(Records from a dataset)
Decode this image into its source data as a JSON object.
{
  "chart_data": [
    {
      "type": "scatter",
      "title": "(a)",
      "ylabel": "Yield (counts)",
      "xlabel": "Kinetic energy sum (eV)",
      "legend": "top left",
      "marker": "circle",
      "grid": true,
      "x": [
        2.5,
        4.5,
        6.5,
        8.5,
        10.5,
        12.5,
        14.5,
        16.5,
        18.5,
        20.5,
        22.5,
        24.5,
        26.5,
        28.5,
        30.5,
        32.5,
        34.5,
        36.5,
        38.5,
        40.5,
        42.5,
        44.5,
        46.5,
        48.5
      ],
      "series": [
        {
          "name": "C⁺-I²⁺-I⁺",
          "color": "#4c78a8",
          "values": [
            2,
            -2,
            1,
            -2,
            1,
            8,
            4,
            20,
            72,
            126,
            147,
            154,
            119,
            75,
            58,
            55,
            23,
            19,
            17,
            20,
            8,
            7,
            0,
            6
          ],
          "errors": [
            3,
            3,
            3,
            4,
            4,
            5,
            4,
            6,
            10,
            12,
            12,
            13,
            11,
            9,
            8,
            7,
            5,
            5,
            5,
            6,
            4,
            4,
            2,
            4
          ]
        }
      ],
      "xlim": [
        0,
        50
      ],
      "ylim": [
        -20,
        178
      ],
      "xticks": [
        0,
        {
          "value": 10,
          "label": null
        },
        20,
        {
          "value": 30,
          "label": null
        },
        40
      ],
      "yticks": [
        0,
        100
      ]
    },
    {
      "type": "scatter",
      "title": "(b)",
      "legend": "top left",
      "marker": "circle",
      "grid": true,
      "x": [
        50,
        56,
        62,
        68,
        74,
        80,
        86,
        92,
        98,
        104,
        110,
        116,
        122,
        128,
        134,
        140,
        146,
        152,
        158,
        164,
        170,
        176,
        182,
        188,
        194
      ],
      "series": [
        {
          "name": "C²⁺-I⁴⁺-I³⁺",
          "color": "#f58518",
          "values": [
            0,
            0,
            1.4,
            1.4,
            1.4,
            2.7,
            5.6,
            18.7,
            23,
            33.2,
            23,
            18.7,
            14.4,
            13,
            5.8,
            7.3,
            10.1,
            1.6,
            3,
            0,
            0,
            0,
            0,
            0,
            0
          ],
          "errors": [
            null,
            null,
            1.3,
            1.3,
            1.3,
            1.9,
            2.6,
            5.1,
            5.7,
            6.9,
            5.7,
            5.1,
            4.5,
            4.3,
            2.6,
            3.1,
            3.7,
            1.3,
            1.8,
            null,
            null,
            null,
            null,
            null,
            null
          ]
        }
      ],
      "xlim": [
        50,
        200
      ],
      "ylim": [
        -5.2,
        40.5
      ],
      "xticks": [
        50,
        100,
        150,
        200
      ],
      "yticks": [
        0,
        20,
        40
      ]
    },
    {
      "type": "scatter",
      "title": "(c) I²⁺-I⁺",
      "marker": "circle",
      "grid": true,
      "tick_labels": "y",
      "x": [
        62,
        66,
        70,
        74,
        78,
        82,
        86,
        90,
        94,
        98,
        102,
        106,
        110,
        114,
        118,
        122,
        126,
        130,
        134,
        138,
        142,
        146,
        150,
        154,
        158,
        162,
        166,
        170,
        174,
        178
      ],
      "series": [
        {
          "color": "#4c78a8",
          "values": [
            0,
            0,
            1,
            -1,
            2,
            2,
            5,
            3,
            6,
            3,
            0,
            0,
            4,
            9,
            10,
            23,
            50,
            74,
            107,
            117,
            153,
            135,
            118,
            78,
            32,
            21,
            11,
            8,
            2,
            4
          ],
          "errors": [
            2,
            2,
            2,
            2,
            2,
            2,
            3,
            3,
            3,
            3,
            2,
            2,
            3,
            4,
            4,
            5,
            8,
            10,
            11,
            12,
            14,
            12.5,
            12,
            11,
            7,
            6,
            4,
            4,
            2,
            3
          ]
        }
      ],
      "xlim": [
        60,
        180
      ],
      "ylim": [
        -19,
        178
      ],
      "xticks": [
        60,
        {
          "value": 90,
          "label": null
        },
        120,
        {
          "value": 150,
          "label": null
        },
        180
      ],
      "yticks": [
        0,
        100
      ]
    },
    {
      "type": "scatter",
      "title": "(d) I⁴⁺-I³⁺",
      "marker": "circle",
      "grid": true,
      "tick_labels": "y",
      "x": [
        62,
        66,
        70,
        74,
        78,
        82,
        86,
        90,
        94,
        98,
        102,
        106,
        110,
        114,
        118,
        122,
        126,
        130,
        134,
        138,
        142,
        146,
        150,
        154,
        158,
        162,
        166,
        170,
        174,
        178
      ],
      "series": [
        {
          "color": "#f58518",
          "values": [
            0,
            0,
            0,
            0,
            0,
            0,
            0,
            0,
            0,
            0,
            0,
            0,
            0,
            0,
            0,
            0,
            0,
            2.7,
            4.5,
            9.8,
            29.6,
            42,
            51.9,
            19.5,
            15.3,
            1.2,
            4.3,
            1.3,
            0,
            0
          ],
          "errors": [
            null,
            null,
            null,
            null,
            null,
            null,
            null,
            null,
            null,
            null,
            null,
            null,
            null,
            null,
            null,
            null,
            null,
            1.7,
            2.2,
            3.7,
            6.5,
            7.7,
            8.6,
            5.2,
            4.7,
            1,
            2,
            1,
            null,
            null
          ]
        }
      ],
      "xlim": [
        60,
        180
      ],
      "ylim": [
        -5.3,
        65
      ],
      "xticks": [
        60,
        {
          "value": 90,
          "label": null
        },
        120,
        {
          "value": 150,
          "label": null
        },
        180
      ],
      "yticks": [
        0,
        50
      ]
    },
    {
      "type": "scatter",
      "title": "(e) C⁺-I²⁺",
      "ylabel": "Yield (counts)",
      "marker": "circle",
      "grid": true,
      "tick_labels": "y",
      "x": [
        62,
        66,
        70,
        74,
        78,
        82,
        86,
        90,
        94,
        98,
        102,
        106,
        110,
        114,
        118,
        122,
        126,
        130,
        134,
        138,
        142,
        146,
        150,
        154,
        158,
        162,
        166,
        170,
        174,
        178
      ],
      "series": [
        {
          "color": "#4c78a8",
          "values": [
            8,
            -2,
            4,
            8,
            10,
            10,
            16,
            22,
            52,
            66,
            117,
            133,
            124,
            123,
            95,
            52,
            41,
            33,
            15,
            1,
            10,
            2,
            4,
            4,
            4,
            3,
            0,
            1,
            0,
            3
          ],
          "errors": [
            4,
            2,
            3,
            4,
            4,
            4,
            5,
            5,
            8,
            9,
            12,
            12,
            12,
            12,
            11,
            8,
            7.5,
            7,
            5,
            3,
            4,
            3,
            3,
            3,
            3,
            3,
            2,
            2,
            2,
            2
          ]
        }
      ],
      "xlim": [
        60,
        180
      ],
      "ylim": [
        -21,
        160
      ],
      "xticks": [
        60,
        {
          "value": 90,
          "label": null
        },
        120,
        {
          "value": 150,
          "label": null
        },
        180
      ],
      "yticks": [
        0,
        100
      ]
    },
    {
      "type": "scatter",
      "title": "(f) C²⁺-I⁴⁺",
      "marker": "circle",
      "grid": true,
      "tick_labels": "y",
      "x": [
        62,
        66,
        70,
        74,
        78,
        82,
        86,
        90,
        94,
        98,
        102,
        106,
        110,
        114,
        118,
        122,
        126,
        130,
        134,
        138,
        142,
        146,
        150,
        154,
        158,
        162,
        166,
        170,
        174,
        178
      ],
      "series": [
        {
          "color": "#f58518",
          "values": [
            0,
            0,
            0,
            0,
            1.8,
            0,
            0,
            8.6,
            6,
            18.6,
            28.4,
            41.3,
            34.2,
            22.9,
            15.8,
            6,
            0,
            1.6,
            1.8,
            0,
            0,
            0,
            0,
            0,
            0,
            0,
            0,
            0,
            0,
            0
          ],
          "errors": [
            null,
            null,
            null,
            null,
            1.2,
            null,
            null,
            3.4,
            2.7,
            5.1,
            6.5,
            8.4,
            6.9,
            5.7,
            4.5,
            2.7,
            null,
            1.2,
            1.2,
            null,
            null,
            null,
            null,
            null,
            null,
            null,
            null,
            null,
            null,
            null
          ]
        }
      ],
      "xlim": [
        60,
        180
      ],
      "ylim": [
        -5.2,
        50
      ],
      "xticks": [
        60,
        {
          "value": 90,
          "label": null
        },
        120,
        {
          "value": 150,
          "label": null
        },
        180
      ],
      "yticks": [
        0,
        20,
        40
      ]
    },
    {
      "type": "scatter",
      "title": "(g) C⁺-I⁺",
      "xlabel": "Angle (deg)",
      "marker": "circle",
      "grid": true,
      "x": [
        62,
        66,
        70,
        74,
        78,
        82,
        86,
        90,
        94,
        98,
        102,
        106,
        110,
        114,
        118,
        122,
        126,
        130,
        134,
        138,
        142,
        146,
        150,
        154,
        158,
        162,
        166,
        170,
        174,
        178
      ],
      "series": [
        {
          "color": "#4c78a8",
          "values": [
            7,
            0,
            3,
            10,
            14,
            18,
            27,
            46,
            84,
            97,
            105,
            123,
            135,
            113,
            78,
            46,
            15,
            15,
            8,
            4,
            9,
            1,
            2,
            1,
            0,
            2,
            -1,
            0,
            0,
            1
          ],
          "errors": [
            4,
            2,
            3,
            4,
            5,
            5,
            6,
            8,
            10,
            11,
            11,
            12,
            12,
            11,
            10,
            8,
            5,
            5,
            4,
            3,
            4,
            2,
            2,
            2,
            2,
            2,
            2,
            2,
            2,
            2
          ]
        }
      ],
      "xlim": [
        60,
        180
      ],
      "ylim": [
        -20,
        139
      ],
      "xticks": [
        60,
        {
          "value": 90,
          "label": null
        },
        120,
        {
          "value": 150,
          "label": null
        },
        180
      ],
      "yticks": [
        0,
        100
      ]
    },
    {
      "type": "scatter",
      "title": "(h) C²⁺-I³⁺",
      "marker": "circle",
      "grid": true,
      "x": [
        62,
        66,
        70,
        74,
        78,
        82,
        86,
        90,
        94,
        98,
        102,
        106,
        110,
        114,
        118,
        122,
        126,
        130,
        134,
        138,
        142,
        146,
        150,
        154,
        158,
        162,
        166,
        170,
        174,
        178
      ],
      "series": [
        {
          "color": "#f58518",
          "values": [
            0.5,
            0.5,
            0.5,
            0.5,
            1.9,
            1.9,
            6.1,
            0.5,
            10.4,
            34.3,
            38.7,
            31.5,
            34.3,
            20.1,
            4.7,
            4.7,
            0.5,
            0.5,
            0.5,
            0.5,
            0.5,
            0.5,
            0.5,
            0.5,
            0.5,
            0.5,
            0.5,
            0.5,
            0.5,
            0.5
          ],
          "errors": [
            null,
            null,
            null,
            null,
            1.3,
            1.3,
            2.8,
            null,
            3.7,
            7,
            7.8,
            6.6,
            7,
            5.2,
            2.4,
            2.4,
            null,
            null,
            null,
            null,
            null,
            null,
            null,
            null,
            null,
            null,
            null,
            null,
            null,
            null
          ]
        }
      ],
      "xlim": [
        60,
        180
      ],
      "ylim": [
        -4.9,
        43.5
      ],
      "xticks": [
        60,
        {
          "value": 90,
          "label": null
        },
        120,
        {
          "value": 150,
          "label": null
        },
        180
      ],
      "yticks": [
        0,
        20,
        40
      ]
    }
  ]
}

▶ Short problem: Where a line holds "xlabel", copy that line.

▶ Expected output:
      "xlabel": "Kinetic energy sum (eV)",
      "xlabel": "Angle (deg)",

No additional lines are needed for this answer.